[SUPPLIED RECORDS]

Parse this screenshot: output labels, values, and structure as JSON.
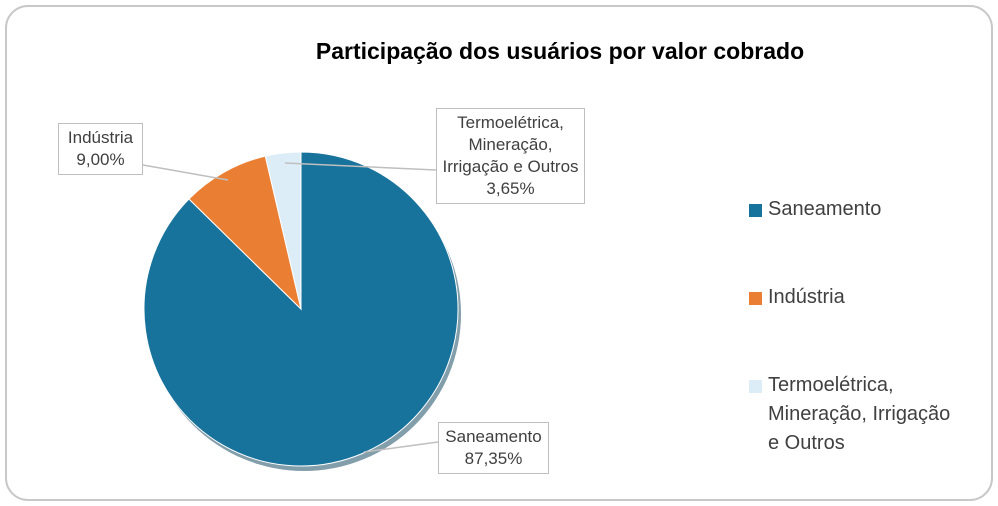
{
  "chart_data": {
    "type": "pie",
    "title": "Participação dos usuários por valor cobrado",
    "categories": [
      "Saneamento",
      "Indústria",
      "Termoelétrica, Mineração, Irrigação e Outros"
    ],
    "values": [
      87.35,
      9.0,
      3.65
    ],
    "value_labels": [
      "87,35%",
      "9,00%",
      "3,65%"
    ],
    "colors": [
      "#18739c",
      "#ea7f34",
      "#dcedf8"
    ],
    "legend": "right"
  }
}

[JOB]
Return the listing above unchanged, apart from dropping its pictures.

[TASK RESPONSE]
Parse this screenshot: output labels, values, and structure as JSON.
{
  "chart_data": {
    "type": "pie",
    "title": "Participação dos usuários por valor cobrado",
    "categories": [
      "Saneamento",
      "Indústria",
      "Termoelétrica, Mineração, Irrigação e Outros"
    ],
    "values": [
      87.35,
      9.0,
      3.65
    ],
    "value_labels": [
      "87,35%",
      "9,00%",
      "3,65%"
    ],
    "colors": [
      "#18739c",
      "#ea7f34",
      "#dcedf8"
    ],
    "legend": "right"
  }
}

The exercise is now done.